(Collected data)
----------------

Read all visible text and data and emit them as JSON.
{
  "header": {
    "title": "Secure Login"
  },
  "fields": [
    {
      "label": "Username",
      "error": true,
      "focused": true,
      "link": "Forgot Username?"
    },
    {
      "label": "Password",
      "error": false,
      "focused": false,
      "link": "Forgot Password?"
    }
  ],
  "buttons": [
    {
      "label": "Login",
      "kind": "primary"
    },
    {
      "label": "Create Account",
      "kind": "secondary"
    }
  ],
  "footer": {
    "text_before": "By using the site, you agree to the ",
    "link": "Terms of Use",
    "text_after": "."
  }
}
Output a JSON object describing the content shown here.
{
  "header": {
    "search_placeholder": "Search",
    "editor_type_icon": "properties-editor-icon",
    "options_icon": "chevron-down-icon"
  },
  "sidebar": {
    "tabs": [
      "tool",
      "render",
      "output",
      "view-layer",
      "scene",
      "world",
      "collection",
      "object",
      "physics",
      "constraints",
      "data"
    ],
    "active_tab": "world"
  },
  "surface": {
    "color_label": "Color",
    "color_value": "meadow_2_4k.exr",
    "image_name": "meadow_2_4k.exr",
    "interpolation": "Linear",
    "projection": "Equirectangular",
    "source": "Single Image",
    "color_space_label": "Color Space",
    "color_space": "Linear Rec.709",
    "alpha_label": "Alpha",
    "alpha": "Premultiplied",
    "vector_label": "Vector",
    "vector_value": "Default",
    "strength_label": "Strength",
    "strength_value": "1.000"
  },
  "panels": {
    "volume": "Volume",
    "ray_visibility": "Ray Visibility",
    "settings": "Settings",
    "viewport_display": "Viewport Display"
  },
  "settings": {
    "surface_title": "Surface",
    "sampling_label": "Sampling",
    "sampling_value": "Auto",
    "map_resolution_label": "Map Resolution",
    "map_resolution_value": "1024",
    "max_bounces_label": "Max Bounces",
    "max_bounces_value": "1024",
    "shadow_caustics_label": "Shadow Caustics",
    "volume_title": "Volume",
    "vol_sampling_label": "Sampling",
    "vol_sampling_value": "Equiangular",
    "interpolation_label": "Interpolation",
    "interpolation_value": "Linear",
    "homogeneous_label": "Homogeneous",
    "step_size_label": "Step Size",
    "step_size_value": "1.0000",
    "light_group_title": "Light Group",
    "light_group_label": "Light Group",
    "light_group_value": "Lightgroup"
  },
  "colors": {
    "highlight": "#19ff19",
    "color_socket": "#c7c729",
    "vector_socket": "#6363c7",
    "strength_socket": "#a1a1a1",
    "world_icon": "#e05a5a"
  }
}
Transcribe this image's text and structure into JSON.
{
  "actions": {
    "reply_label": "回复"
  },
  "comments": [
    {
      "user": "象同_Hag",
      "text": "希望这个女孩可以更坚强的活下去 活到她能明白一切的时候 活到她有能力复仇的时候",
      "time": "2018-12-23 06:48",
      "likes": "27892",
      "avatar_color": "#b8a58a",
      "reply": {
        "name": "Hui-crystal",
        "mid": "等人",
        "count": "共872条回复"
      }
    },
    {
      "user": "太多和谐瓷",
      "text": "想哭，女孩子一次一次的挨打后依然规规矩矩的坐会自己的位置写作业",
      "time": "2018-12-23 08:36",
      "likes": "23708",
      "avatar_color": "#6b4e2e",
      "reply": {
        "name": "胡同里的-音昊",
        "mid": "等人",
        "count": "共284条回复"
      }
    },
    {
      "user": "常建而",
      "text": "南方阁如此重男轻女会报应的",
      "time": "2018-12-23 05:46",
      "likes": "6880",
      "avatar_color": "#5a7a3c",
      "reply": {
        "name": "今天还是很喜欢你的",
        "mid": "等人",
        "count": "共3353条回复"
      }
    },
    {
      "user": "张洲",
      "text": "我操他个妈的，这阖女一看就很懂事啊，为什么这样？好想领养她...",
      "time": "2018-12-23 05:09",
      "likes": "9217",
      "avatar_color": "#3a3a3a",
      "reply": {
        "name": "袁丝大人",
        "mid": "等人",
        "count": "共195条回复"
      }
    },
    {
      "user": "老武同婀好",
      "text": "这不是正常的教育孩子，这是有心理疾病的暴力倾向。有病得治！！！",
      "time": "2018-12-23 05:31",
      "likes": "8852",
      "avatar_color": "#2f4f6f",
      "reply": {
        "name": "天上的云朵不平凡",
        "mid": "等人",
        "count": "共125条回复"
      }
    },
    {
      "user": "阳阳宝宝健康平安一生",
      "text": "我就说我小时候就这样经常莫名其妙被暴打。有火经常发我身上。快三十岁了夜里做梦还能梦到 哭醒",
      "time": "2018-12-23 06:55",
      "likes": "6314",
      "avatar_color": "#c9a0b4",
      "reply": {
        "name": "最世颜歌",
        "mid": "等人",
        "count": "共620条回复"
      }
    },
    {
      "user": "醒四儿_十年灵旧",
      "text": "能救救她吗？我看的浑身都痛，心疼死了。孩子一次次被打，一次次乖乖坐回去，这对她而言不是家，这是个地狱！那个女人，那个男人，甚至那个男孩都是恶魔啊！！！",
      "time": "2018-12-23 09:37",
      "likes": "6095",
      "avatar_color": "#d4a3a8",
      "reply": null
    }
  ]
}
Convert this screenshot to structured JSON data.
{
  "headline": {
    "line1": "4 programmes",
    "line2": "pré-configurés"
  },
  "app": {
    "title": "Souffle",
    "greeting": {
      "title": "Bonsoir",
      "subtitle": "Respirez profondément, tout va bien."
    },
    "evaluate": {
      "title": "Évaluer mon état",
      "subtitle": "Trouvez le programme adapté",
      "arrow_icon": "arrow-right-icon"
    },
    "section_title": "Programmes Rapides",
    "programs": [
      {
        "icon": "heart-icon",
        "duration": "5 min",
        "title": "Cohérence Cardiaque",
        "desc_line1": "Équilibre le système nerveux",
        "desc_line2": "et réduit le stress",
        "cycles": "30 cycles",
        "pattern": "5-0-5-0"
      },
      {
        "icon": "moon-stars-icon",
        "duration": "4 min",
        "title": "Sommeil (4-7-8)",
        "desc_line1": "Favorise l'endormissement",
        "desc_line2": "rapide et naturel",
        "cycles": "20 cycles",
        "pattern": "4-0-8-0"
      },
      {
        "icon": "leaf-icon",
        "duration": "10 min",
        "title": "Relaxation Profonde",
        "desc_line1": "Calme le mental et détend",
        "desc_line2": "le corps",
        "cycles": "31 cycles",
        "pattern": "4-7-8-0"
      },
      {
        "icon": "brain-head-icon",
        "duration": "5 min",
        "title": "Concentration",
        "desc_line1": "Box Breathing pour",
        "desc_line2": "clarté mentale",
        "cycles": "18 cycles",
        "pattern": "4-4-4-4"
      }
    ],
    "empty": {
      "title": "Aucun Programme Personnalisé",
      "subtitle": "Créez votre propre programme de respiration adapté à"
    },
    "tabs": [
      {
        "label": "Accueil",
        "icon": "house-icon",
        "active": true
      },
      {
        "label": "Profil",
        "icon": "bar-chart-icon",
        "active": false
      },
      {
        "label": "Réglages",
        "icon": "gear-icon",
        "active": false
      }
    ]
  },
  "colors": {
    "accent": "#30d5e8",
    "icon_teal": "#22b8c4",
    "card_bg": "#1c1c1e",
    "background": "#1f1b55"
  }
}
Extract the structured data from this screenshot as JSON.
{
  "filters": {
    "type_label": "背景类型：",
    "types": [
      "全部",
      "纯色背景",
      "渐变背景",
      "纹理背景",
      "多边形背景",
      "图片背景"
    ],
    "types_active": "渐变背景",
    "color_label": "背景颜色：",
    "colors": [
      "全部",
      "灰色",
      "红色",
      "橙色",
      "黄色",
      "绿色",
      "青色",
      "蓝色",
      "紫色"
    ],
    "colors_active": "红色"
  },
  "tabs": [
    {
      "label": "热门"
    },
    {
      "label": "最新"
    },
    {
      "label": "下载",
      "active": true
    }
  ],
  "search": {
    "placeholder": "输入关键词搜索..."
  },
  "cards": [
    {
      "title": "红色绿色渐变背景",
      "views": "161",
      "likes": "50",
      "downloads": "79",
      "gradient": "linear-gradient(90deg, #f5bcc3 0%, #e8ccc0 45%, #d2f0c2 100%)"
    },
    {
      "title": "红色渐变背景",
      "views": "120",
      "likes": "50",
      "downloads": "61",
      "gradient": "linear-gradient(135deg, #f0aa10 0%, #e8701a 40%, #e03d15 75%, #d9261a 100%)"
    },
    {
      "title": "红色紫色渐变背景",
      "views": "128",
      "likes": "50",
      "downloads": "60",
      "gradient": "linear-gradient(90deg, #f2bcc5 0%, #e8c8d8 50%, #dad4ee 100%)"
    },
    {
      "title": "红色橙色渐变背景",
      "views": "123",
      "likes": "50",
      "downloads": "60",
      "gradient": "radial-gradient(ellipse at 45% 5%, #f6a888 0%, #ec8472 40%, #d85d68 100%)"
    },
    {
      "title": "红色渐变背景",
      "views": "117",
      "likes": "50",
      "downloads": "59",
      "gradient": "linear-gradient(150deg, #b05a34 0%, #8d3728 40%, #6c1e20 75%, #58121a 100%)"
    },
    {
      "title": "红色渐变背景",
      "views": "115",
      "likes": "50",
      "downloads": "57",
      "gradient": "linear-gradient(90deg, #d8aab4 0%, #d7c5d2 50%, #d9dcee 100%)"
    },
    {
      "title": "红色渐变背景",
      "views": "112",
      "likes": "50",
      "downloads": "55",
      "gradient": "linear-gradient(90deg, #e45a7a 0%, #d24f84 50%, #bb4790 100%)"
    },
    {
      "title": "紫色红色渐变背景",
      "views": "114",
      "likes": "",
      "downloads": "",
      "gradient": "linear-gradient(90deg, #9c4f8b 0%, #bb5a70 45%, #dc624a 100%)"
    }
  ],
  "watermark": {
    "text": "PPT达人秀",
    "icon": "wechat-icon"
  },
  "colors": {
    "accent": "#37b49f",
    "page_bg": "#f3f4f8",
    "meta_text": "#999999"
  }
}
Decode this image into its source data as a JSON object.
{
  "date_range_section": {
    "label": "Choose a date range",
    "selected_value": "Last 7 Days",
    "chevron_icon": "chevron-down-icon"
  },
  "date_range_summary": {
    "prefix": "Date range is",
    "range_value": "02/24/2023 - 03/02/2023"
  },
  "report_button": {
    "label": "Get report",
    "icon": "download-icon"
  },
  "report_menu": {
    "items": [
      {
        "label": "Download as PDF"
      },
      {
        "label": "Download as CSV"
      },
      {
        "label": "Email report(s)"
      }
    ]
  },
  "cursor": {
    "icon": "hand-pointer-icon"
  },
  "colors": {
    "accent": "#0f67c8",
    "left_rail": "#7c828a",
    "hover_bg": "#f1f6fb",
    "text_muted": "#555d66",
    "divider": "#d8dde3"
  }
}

----------------

■ Task statement:
Count up every line above that has the word "this" in it; answer with the number alone.

■ Result of the task:
4